>>>>
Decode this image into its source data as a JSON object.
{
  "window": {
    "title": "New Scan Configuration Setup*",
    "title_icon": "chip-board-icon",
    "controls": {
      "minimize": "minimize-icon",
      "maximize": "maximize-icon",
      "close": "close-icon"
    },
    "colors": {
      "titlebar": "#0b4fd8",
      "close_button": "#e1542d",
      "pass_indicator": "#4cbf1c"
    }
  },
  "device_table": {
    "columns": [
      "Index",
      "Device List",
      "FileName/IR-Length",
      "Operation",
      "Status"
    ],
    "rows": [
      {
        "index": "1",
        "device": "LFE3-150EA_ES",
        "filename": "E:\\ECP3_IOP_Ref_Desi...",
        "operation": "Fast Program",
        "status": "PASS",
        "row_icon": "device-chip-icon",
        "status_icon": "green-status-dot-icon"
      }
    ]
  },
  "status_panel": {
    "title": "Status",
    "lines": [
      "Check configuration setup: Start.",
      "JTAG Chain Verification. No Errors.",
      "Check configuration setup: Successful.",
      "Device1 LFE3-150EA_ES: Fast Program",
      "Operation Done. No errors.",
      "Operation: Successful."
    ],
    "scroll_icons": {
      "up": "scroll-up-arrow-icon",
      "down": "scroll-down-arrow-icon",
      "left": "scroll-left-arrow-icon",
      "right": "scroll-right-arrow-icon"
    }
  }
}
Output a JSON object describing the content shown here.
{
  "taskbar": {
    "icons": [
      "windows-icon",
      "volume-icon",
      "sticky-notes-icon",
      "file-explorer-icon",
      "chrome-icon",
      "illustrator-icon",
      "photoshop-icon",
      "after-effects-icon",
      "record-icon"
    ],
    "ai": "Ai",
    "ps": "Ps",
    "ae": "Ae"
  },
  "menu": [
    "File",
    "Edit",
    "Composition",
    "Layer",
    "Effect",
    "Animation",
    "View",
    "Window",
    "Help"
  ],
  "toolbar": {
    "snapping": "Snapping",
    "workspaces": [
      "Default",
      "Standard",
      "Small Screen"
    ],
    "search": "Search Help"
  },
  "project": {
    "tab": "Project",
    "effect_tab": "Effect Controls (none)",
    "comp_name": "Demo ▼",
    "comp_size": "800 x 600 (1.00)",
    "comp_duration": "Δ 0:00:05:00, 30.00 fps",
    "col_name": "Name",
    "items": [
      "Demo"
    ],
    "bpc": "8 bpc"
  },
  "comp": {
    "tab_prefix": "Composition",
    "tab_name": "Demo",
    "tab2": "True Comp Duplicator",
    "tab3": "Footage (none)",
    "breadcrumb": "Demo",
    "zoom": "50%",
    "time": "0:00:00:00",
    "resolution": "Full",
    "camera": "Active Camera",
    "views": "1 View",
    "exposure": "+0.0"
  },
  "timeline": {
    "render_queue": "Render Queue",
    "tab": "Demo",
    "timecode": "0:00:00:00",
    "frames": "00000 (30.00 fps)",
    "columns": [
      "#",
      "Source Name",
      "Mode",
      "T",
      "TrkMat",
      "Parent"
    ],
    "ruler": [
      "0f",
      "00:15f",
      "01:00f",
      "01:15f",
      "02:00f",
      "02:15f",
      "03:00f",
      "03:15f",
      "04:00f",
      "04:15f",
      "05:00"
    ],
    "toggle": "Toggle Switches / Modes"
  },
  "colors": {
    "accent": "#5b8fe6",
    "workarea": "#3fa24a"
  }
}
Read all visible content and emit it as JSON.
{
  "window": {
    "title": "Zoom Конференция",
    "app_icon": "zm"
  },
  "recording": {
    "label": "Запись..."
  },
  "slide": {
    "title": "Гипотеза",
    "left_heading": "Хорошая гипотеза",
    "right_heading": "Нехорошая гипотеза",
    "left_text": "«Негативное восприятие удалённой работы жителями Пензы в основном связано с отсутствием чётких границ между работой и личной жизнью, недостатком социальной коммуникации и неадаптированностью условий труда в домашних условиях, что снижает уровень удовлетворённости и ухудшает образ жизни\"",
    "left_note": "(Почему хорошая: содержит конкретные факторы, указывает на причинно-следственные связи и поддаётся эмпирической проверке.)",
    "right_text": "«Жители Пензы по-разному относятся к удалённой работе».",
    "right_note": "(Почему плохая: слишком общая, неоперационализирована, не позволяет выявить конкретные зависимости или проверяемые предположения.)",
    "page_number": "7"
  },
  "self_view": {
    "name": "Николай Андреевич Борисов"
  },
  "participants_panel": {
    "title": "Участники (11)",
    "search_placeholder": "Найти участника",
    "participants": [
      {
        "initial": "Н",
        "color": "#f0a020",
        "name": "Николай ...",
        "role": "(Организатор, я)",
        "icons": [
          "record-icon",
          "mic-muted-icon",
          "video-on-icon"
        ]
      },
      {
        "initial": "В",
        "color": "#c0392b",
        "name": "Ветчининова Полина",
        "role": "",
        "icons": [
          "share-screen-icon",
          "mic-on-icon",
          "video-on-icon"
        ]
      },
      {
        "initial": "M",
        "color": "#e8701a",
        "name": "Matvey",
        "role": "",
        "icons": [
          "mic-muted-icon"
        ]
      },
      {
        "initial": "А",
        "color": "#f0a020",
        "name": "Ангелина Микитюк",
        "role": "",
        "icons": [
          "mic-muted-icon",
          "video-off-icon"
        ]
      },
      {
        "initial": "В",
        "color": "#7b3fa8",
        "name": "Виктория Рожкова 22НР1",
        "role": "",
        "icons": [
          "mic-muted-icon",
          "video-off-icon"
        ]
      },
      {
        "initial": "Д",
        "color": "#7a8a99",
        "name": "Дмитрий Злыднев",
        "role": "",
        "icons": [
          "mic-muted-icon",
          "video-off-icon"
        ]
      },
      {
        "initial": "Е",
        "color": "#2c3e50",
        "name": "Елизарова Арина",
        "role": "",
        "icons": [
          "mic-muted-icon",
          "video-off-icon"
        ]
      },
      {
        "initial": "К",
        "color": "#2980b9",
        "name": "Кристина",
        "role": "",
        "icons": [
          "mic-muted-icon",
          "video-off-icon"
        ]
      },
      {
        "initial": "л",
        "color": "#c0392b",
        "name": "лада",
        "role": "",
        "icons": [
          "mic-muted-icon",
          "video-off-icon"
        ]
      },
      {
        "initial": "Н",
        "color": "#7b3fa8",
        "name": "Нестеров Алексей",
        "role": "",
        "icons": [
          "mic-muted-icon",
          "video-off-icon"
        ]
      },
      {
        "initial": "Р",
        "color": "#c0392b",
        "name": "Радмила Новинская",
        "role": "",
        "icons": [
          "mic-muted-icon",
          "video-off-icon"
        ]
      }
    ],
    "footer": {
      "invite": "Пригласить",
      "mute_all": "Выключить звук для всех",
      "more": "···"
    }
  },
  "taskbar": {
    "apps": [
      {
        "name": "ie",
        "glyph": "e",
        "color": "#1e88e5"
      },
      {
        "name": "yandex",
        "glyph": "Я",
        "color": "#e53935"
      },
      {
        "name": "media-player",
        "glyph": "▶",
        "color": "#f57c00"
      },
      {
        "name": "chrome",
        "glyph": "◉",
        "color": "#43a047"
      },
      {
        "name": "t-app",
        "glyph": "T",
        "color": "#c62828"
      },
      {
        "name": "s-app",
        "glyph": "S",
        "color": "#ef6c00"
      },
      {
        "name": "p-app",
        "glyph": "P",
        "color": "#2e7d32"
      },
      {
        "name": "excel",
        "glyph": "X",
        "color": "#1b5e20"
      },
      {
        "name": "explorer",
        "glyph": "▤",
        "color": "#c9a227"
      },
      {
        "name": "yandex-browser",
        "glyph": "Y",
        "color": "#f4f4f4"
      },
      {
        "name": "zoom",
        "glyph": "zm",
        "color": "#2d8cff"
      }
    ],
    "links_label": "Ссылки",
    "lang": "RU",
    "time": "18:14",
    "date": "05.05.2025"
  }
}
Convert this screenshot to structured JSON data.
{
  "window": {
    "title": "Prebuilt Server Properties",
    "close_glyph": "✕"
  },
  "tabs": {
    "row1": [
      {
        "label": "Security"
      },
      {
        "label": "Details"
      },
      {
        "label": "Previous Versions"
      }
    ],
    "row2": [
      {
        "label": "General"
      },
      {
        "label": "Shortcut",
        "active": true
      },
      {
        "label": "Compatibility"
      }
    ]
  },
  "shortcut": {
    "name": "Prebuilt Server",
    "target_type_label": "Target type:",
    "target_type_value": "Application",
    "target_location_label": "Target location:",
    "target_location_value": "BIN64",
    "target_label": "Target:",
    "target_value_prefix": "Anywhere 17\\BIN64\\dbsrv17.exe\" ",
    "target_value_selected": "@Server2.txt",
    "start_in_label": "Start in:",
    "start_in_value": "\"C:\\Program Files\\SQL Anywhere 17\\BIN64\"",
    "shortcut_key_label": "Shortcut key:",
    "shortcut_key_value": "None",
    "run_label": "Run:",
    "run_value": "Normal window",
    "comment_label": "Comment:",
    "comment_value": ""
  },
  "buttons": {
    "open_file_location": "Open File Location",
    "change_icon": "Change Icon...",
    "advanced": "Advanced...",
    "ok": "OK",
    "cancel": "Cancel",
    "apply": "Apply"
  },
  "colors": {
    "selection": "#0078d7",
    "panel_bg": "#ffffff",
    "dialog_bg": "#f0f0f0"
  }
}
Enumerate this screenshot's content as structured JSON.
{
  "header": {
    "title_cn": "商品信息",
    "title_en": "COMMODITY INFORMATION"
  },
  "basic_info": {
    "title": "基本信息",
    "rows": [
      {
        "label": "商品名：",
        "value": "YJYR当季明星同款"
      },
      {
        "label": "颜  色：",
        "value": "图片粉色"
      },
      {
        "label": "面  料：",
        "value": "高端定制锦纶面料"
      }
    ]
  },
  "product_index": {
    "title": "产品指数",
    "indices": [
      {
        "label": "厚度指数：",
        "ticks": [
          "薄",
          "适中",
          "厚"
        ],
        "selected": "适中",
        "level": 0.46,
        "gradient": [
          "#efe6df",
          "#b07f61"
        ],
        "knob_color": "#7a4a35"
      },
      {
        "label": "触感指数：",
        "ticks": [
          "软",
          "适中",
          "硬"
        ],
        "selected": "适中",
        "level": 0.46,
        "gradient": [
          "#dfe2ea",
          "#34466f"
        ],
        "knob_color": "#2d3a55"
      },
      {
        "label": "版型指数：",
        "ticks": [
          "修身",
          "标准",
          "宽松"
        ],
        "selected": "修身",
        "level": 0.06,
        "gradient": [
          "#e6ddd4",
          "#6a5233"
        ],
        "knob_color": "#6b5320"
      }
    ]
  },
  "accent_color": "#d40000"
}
<<<<
→ Instructions for the task: Of the lines in the data above, how many contain the word "initial"? Give only that figure.

→ Expected answer: 11